Under this task are some entries; return every one of them exactly.

RECORDS SUPPLIED start

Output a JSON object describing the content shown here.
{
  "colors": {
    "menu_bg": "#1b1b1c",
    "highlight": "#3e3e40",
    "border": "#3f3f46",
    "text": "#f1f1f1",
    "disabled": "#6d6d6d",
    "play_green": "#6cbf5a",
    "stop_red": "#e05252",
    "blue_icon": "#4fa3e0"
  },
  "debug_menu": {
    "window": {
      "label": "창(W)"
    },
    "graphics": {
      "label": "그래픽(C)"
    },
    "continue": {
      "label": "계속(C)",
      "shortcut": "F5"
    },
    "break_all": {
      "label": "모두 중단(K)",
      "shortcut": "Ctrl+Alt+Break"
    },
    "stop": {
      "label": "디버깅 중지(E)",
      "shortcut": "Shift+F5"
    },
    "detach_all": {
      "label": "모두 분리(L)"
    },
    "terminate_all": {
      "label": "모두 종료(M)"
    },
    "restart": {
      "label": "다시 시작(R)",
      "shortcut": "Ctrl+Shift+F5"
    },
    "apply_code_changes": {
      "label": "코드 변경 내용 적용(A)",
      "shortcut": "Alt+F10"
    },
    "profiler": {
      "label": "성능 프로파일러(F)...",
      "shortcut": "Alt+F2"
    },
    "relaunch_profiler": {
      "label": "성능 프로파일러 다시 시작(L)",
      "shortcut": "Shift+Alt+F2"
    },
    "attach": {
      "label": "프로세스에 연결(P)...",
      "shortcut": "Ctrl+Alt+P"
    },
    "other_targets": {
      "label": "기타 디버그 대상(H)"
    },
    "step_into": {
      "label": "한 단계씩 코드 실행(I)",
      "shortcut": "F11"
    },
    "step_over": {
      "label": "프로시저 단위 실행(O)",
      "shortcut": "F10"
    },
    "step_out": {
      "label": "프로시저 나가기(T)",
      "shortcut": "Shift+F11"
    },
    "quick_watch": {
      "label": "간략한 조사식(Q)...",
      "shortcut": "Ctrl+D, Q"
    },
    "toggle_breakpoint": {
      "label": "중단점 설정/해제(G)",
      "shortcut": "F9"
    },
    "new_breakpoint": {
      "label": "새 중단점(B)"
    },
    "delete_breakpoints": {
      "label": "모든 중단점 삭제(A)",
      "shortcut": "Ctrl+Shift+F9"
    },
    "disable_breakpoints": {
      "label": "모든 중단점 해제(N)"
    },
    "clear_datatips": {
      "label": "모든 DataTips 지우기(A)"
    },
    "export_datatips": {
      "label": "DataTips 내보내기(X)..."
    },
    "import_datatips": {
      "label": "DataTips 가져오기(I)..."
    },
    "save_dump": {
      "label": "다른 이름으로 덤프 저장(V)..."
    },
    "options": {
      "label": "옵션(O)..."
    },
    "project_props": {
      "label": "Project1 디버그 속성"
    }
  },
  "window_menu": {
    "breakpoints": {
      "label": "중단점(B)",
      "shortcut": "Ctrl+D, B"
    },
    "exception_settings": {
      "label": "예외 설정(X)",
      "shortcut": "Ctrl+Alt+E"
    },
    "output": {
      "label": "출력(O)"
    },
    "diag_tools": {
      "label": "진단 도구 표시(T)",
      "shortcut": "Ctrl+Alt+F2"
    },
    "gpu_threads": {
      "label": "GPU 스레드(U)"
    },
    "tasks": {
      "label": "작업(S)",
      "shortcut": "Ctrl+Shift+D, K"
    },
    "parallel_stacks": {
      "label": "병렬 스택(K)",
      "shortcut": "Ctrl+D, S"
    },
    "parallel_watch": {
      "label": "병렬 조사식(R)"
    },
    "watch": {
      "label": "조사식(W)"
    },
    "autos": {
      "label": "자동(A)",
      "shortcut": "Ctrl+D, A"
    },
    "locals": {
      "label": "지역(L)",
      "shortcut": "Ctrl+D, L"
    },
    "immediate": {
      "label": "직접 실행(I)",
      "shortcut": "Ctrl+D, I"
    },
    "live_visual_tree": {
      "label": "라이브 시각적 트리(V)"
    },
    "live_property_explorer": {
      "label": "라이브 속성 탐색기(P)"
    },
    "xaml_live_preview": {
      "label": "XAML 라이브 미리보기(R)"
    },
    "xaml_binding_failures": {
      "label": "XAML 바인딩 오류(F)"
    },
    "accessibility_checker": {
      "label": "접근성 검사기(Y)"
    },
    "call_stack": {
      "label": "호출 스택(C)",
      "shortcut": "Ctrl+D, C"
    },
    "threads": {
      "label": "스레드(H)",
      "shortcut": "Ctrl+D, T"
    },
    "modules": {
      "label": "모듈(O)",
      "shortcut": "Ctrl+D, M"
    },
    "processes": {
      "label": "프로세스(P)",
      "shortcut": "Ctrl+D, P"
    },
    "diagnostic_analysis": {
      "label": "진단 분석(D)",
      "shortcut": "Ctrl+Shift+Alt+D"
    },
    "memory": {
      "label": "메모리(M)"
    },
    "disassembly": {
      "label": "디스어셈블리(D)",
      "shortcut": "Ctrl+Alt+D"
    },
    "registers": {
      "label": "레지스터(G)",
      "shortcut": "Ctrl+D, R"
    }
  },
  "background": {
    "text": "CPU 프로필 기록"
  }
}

RECORDS SUPPLIED end

■ WRITTEN ANSWER ■
Output a JSON object describing the content shown here.
{
  "colors": {
    "menu_bg": "#1b1b1c",
    "highlight": "#3e3e40",
    "border": "#3f3f46",
    "text": "#f1f1f1",
    "disabled": "#6d6d6d",
    "play_green": "#6cbf5a",
    "stop_red": "#e05252",
    "blue_icon": "#4fa3e0"
  },
  "debug_menu": {
    "window": {
      "label": "창(W)"
    },
    "graphics": {
      "label": "그래픽(C)"
    },
    "continue": {
      "label": "계속(C)",
      "shortcut": "F5"
    },
    "break_all": {
      "label": "모두 중단(K)",
      "shortcut": "Ctrl+Alt+Break"
    },
    "stop": {
      "label": "디버깅 중지(E)",
      "shortcut": "Shift+F5"
    },
    "detach_all": {
      "label": "모두 분리(L)"
    },
    "terminate_all": {
      "label": "모두 종료(M)"
    },
    "restart": {
      "label": "다시 시작(R)",
      "shortcut": "Ctrl+Shift+F5"
    },
    "apply_code_changes": {
      "label": "코드 변경 내용 적용(A)",
      "shortcut": "Alt+F10"
    },
    "profiler": {
      "label": "성능 프로파일러(F)...",
      "shortcut": "Alt+F2"
    },
    "relaunch_profiler": {
      "label": "성능 프로파일러 다시 시작(L)",
      "shortcut": "Shift+Alt+F2"
    },
    "attach": {
      "label": "프로세스에 연결(P)...",
      "shortcut": "Ctrl+Alt+P"
    },
    "other_targets": {
      "label": "기타 디버그 대상(H)"
    },
    "step_into": {
      "label": "한 단계씩 코드 실행(I)",
      "shortcut": "F11"
    },
    "step_over": {
      "label": "프로시저 단위 실행(O)",
      "shortcut": "F10"
    },
    "step_out": {
      "label": "프로시저 나가기(T)",
      "shortcut": "Shift+F11"
    },
    "quick_watch": {
      "label": "간략한 조사식(Q)...",
      "shortcut": "Ctrl+D, Q"
    },
    "toggle_breakpoint": {
      "label": "중단점 설정/해제(G)",
      "shortcut": "F9"
    },
    "new_breakpoint": {
      "label": "새 중단점(B)"
    },
    "delete_breakpoints": {
      "label": "모든 중단점 삭제(A)",
      "shortcut": "Ctrl+Shift+F9"
    },
    "disable_breakpoints": {
      "label": "모든 중단점 해제(N)"
    },
    "clear_datatips": {
      "label": "모든 DataTips 지우기(A)"
    },
    "export_datatips": {
      "label": "DataTips 내보내기(X)..."
    },
    "import_datatips": {
      "label": "DataTips 가져오기(I)..."
    },
    "save_dump": {
      "label": "다른 이름으로 덤프 저장(V)..."
    },
    "options": {
      "label": "옵션(O)..."
    },
    "project_props": {
      "label": "Project1 디버그 속성"
    }
  },
  "window_menu": {
    "breakpoints": {
      "label": "중단점(B)",
      "shortcut": "Ctrl+D, B"
    },
    "exception_settings": {
      "label": "예외 설정(X)",
      "shortcut": "Ctrl+Alt+E"
    },
    "output": {
      "label": "출력(O)"
    },
    "diag_tools": {
      "label": "진단 도구 표시(T)",
      "shortcut": "Ctrl+Alt+F2"
    },
    "gpu_threads": {
      "label": "GPU 스레드(U)"
    },
    "tasks": {
      "label": "작업(S)",
      "shortcut": "Ctrl+Shift+D, K"
    },
    "parallel_stacks": {
      "label": "병렬 스택(K)",
      "shortcut": "Ctrl+D, S"
    },
    "parallel_watch": {
      "label": "병렬 조사식(R)"
    },
    "watch": {
      "label": "조사식(W)"
    },
    "autos": {
      "label": "자동(A)",
      "shortcut": "Ctrl+D, A"
    },
    "locals": {
      "label": "지역(L)",
      "shortcut": "Ctrl+D, L"
    },
    "immediate": {
      "label": "직접 실행(I)",
      "shortcut": "Ctrl+D, I"
    },
    "live_visual_tree": {
      "label": "라이브 시각적 트리(V)"
    },
    "live_property_explorer": {
      "label": "라이브 속성 탐색기(P)"
    },
    "xaml_live_preview": {
      "label": "XAML 라이브 미리보기(R)"
    },
    "xaml_binding_failures": {
      "label": "XAML 바인딩 오류(F)"
    },
    "accessibility_checker": {
      "label": "접근성 검사기(Y)"
    },
    "call_stack": {
      "label": "호출 스택(C)",
      "shortcut": "Ctrl+D, C"
    },
    "threads": {
      "label": "스레드(H)",
      "shortcut": "Ctrl+D, T"
    },
    "modules": {
      "label": "모듈(O)",
      "shortcut": "Ctrl+D, M"
    },
    "processes": {
      "label": "프로세스(P)",
      "shortcut": "Ctrl+D, P"
    },
    "diagnostic_analysis": {
      "label": "진단 분석(D)",
      "shortcut": "Ctrl+Shift+Alt+D"
    },
    "memory": {
      "label": "메모리(M)"
    },
    "disassembly": {
      "label": "디스어셈블리(D)",
      "shortcut": "Ctrl+Alt+D"
    },
    "registers": {
      "label": "레지스터(G)",
      "shortcut": "Ctrl+D, R"
    }
  },
  "background": {
    "text": "CPU 프로필 기록"
  }
}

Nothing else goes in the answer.